• **Exercise requirements**
Read through the data and report every line in which the word "content" occurs.

Dataset records:
----
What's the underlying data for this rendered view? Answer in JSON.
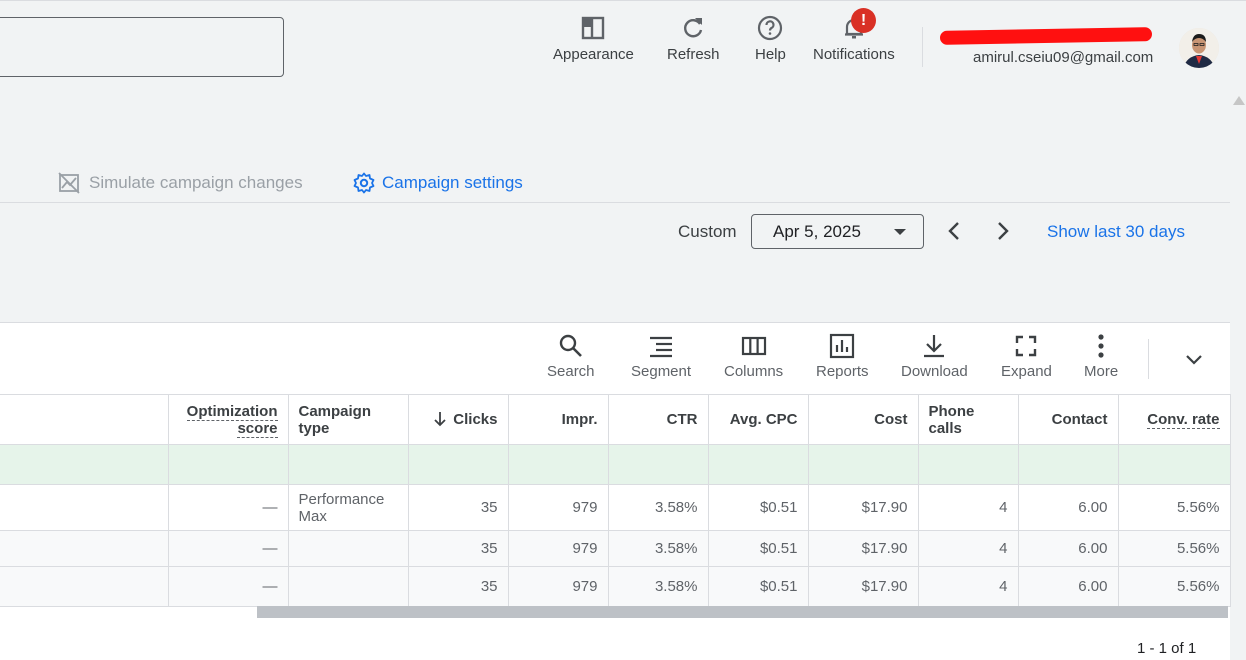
{
  "header": {
    "tools": [
      {
        "label": "Appearance",
        "icon": "appearance-icon"
      },
      {
        "label": "Refresh",
        "icon": "refresh-icon"
      },
      {
        "label": "Help",
        "icon": "help-icon"
      },
      {
        "label": "Notifications",
        "icon": "bell-icon",
        "badge": "!"
      }
    ],
    "account_email": "amirul.cseiu09@gmail.com"
  },
  "actions": {
    "simulate_label": "Simulate campaign changes",
    "campaign_settings_label": "Campaign settings"
  },
  "date_range": {
    "mode_label": "Custom",
    "selected": "Apr 5, 2025",
    "show_last_label": "Show last 30 days"
  },
  "table_toolbar": {
    "buttons": [
      {
        "label": "Search",
        "icon": "search-icon"
      },
      {
        "label": "Segment",
        "icon": "segment-icon"
      },
      {
        "label": "Columns",
        "icon": "columns-icon"
      },
      {
        "label": "Reports",
        "icon": "reports-icon"
      },
      {
        "label": "Download",
        "icon": "download-icon"
      },
      {
        "label": "Expand",
        "icon": "expand-icon"
      },
      {
        "label": "More",
        "icon": "more-vert-icon"
      }
    ]
  },
  "table": {
    "columns": [
      "",
      "Optimization score",
      "Campaign type",
      "Clicks",
      "Impr.",
      "CTR",
      "Avg. CPC",
      "Cost",
      "Phone calls",
      "Contact",
      "Conv. rate"
    ],
    "col_opt_1": "Optimization",
    "col_opt_2": "score",
    "col_type_1": "Campaign",
    "col_type_2": "type",
    "rows": [
      {
        "opt": "—",
        "type": "Performance Max",
        "clicks": "35",
        "impr": "979",
        "ctr": "3.58%",
        "cpc": "$0.51",
        "cost": "$17.90",
        "calls": "4",
        "contact": "6.00",
        "conv": "5.56%"
      },
      {
        "opt": "—",
        "type": "",
        "clicks": "35",
        "impr": "979",
        "ctr": "3.58%",
        "cpc": "$0.51",
        "cost": "$17.90",
        "calls": "4",
        "contact": "6.00",
        "conv": "5.56%"
      },
      {
        "opt": "—",
        "type": "",
        "clicks": "35",
        "impr": "979",
        "ctr": "3.58%",
        "cpc": "$0.51",
        "cost": "$17.90",
        "calls": "4",
        "contact": "6.00",
        "conv": "5.56%"
      }
    ],
    "pagination": "1 - 1 of 1"
  },
  "colors": {
    "accent": "#1a73e8",
    "badge": "#d93025",
    "total_row": "#e6f4ea"
  }
}
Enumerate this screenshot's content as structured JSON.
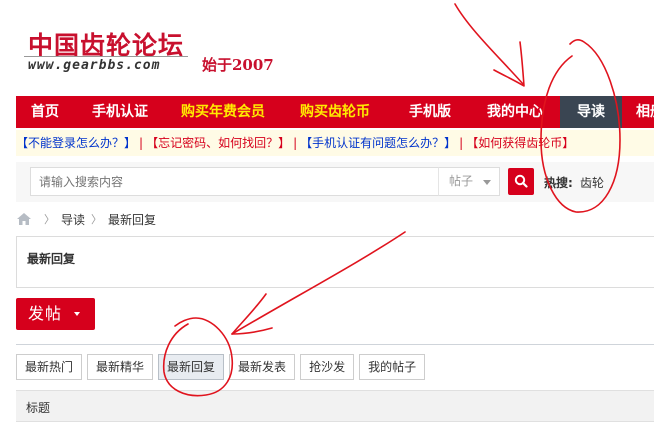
{
  "logo": {
    "title": "中国齿轮论坛",
    "url": "www.gearbbs.com",
    "since": "始于2007"
  },
  "nav": {
    "items": [
      "首页",
      "手机认证",
      "购买年费会员",
      "购买齿轮币",
      "手机版",
      "我的中心",
      "导读",
      "相册"
    ]
  },
  "notice": {
    "items": [
      "【不能登录怎么办？】",
      "【忘记密码、如何找回？】",
      "【手机认证有问题怎么办？】",
      "【如何获得齿轮币】"
    ],
    "separator": "|"
  },
  "search": {
    "placeholder": "请输入搜索内容",
    "type": "帖子",
    "hot_label": "热搜:",
    "hot_keyword": "齿轮"
  },
  "breadcrumb": {
    "items": [
      "导读",
      "最新回复"
    ],
    "separator": "〉"
  },
  "section": {
    "title": "最新回复"
  },
  "post_button": {
    "label": "发帖"
  },
  "tabs": {
    "items": [
      "最新热门",
      "最新精华",
      "最新回复",
      "最新发表",
      "抢沙发",
      "我的帖子"
    ],
    "active_index": 2
  },
  "table": {
    "header_title": "标题"
  },
  "colors": {
    "brand_red": "#d6001c",
    "nav_gold": "#ffea00",
    "nav_active": "#3a4552",
    "notice_blue": "#0033cc",
    "annotation_red": "#e0141e"
  }
}
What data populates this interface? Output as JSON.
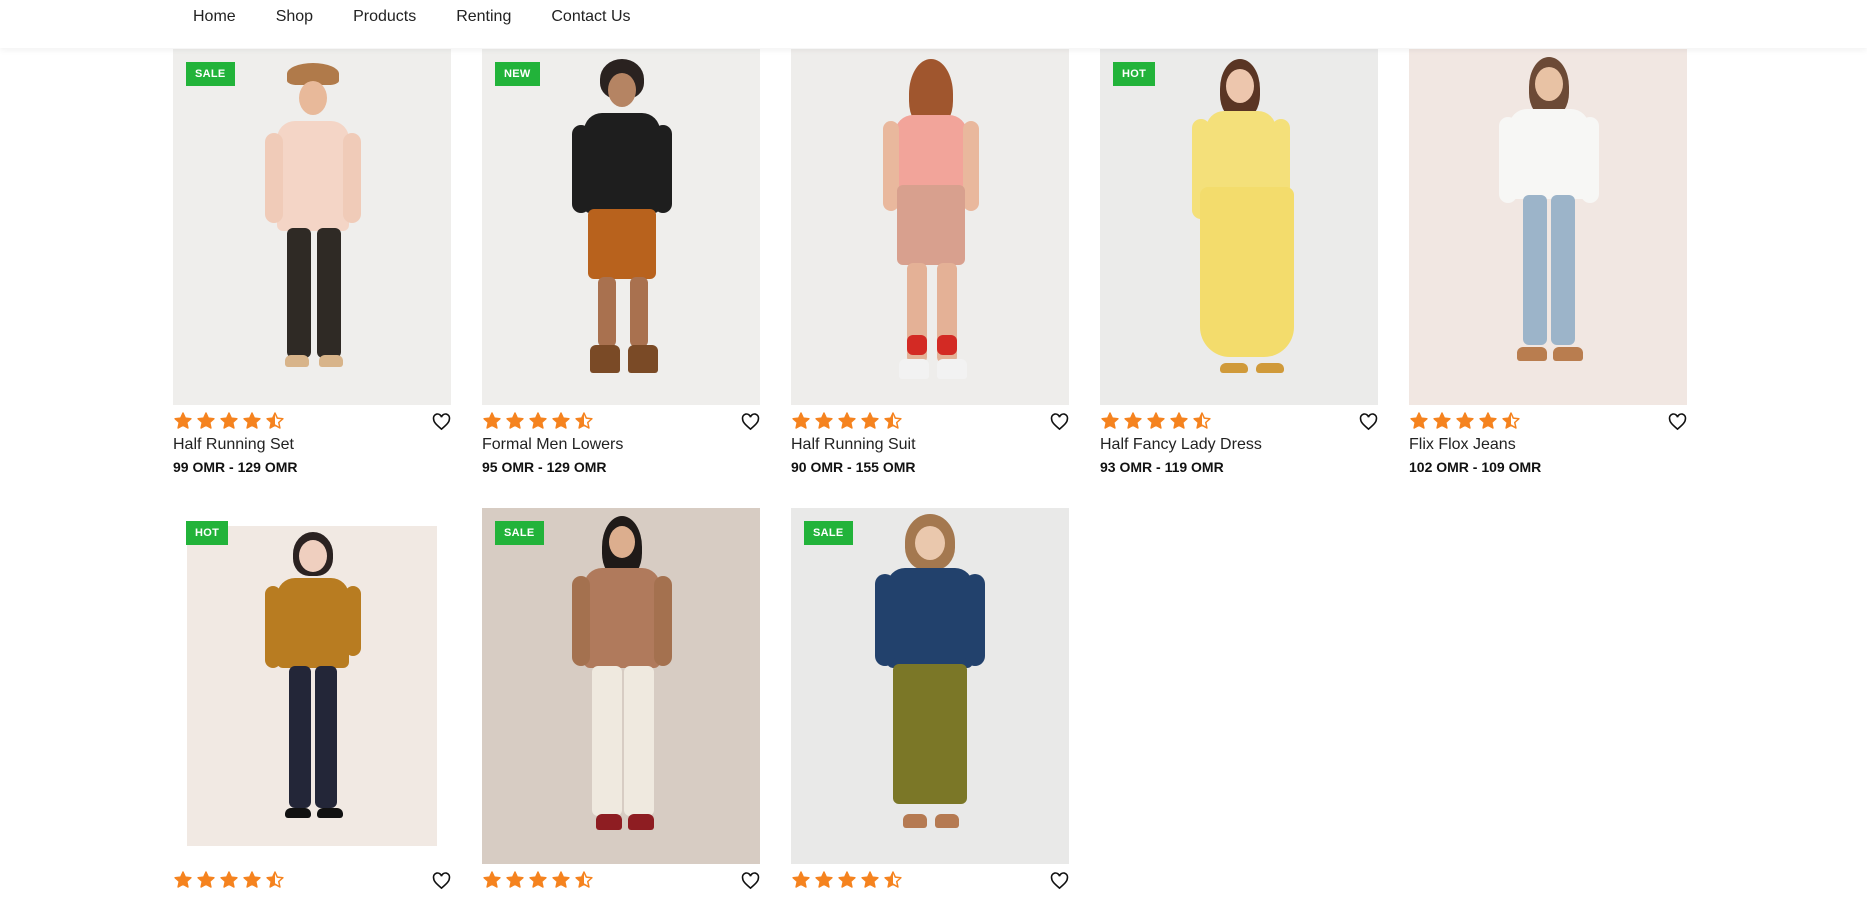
{
  "nav": {
    "items": [
      "Home",
      "Shop",
      "Products",
      "Renting",
      "Contact Us"
    ]
  },
  "colors": {
    "badge": "#22b33a",
    "star": "#f5831f",
    "text": "#111111"
  },
  "icons": {
    "star": "star-icon",
    "half_star": "half-star-icon",
    "wishlist": "heart-icon"
  },
  "products": [
    {
      "badge": "SALE",
      "name": "Half Running Set",
      "price": "99 OMR - 129 OMR",
      "rating": 4.5
    },
    {
      "badge": "NEW",
      "name": "Formal Men Lowers",
      "price": "95 OMR - 129 OMR",
      "rating": 4.5
    },
    {
      "badge": "",
      "name": "Half Running Suit",
      "price": "90 OMR - 155 OMR",
      "rating": 4.5
    },
    {
      "badge": "HOT",
      "name": "Half Fancy Lady Dress",
      "price": "93 OMR - 119 OMR",
      "rating": 4.5
    },
    {
      "badge": "",
      "name": "Flix Flox Jeans",
      "price": "102 OMR - 109 OMR",
      "rating": 4.5
    },
    {
      "badge": "HOT",
      "name": "",
      "price": "",
      "rating": 4.5
    },
    {
      "badge": "SALE",
      "name": "",
      "price": "",
      "rating": 4.5
    },
    {
      "badge": "SALE",
      "name": "",
      "price": "",
      "rating": 4.5
    }
  ]
}
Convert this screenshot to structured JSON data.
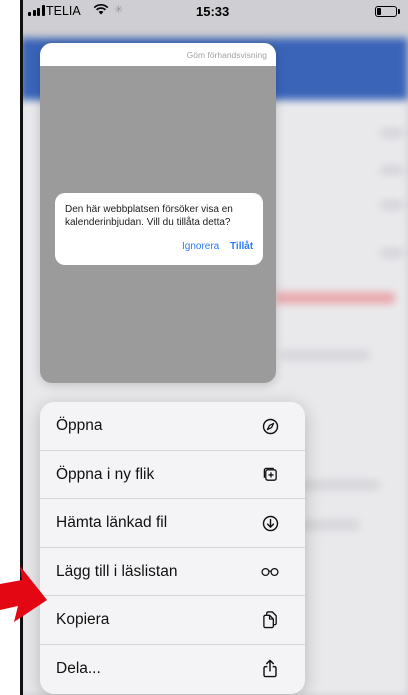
{
  "status_bar": {
    "carrier": "TELIA",
    "time": "15:33"
  },
  "preview": {
    "hide_preview_label": "Göm förhandsvisning",
    "alert": {
      "message": "Den här webbplatsen försöker visa en kalenderinbjudan. Vill du tillåta detta?",
      "ignore_label": "Ignorera",
      "allow_label": "Tillåt"
    }
  },
  "menu": {
    "items": [
      {
        "label": "Öppna",
        "icon": "compass-icon"
      },
      {
        "label": "Öppna i ny flik",
        "icon": "new-tab-icon"
      },
      {
        "label": "Hämta länkad fil",
        "icon": "download-icon"
      },
      {
        "label": "Lägg till i läslistan",
        "icon": "reading-glasses-icon"
      },
      {
        "label": "Kopiera",
        "icon": "copy-icon"
      },
      {
        "label": "Dela...",
        "icon": "share-icon"
      }
    ]
  },
  "colors": {
    "accent": "#2c7cf6",
    "annotation_arrow": "#e30613",
    "preview_background": "#9b9b9b",
    "menu_background": "#f4f4f6"
  }
}
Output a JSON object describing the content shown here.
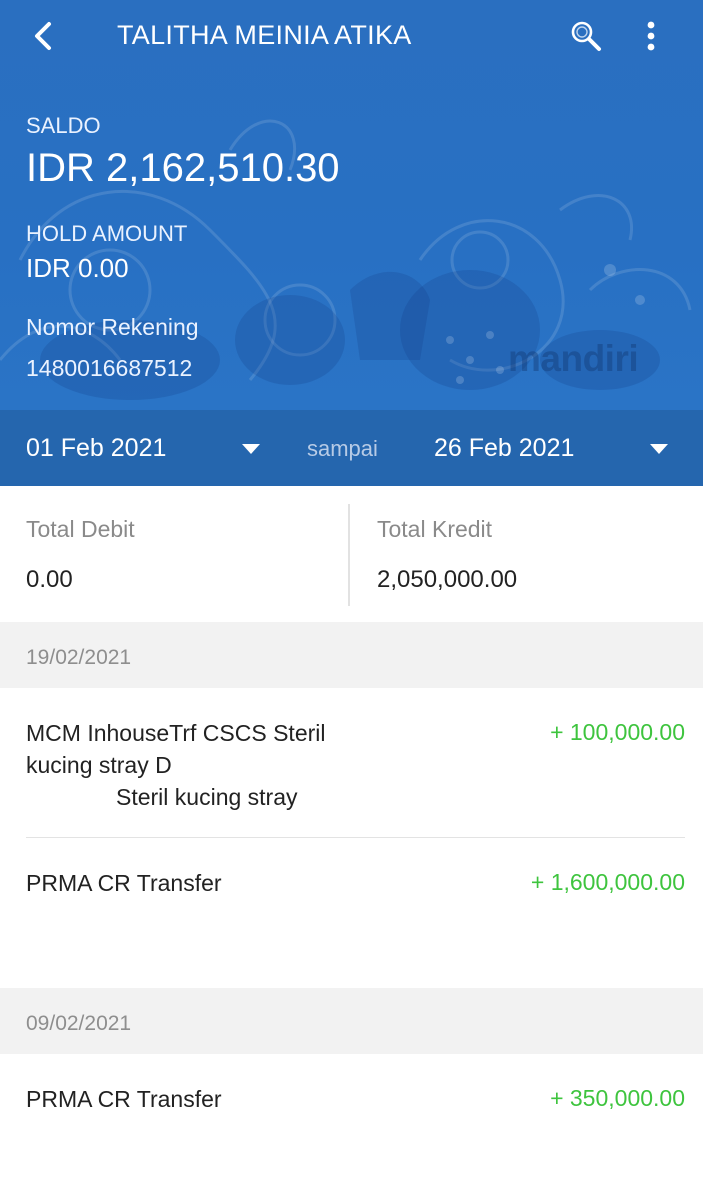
{
  "header": {
    "title": "TALITHA MEINIA ATIKA",
    "icons": {
      "back": "back-arrow-icon",
      "search": "search-icon",
      "menu": "more-vertical-icon"
    },
    "brand": "mandiri"
  },
  "account": {
    "saldo_label": "SALDO",
    "saldo_value": "IDR 2,162,510.30",
    "hold_label": "HOLD AMOUNT",
    "hold_value": "IDR 0.00",
    "rekening_label": "Nomor Rekening",
    "rekening_value": "1480016687512"
  },
  "date_range": {
    "from": "01 Feb 2021",
    "separator": "sampai",
    "to": "26 Feb 2021"
  },
  "totals": {
    "debit_label": "Total Debit",
    "debit_value": "0.00",
    "kredit_label": "Total Kredit",
    "kredit_value": "2,050,000.00"
  },
  "groups": [
    {
      "date": "19/02/2021",
      "transactions": [
        {
          "desc_lines": [
            "MCM InhouseTrf CSCS Steril",
            "kucing stray D",
            "Steril kucing stray"
          ],
          "amount": "+ 100,000.00"
        },
        {
          "desc_lines": [
            "PRMA CR Transfer"
          ],
          "amount": "+ 1,600,000.00"
        }
      ]
    },
    {
      "date": "09/02/2021",
      "transactions": [
        {
          "desc_lines": [
            "PRMA CR Transfer"
          ],
          "amount": "+ 350,000.00"
        }
      ]
    }
  ],
  "colors": {
    "header_blue": "#2a6fc0",
    "datebar_blue": "#2566ae",
    "credit_green": "#3ec43e"
  }
}
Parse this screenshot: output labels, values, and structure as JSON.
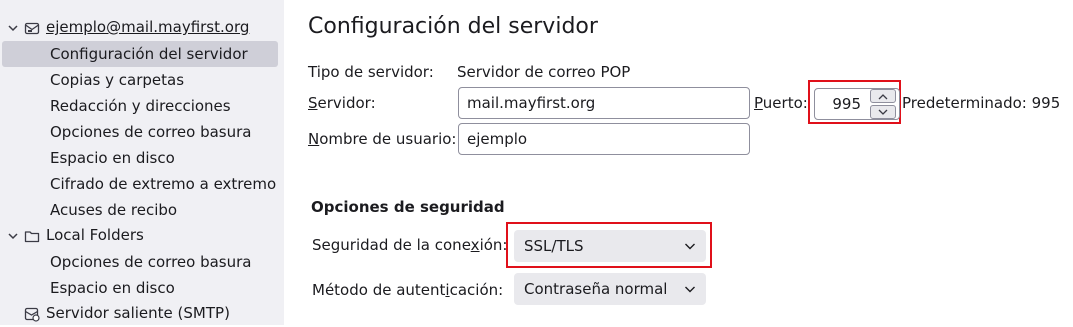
{
  "sidebar": {
    "account": {
      "name": "ejemplo@mail.mayfirst.org"
    },
    "account_items": [
      {
        "label": "Configuración del servidor"
      },
      {
        "label": "Copias y carpetas"
      },
      {
        "label": "Redacción y direcciones"
      },
      {
        "label": "Opciones de correo basura"
      },
      {
        "label": "Espacio en disco"
      },
      {
        "label": "Cifrado de extremo a extremo"
      },
      {
        "label": "Acuses de recibo"
      }
    ],
    "local_folders": {
      "name": "Local Folders"
    },
    "local_items": [
      {
        "label": "Opciones de correo basura"
      },
      {
        "label": "Espacio en disco"
      }
    ],
    "smtp": {
      "label": "Servidor saliente (SMTP)"
    }
  },
  "main": {
    "title": "Configuración del servidor",
    "server_type": {
      "label": "Tipo de servidor:",
      "value": "Servidor de correo POP"
    },
    "server": {
      "label_first": "S",
      "label_rest": "ervidor:",
      "value": "mail.mayfirst.org"
    },
    "port": {
      "label_first": "P",
      "label_rest": "uerto:",
      "value": "995",
      "default_text": "Predeterminado: 995"
    },
    "username": {
      "label_first": "N",
      "label_rest": "ombre de usuario:",
      "value": "ejemplo"
    },
    "security": {
      "title": "Opciones de seguridad",
      "connection": {
        "label_pre": "Seguridad de la cone",
        "label_key": "x",
        "label_post": "ión:",
        "value": "SSL/TLS"
      },
      "auth": {
        "label_pre": "Método de autent",
        "label_key": "i",
        "label_post": "cación:",
        "value": "Contraseña normal"
      }
    }
  },
  "colors": {
    "highlight": "#e0101a",
    "sidebar_bg": "#f0f0f4",
    "selected_bg": "#cfcfd8"
  },
  "icons": [
    "chevron-down-icon",
    "account-mail-icon",
    "folder-icon",
    "outgoing-server-icon",
    "spin-up-icon",
    "spin-down-icon"
  ]
}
----
• **The result**
Enumerate this screenshot's content as structured JSON.
Output a JSON object describing the content shown here.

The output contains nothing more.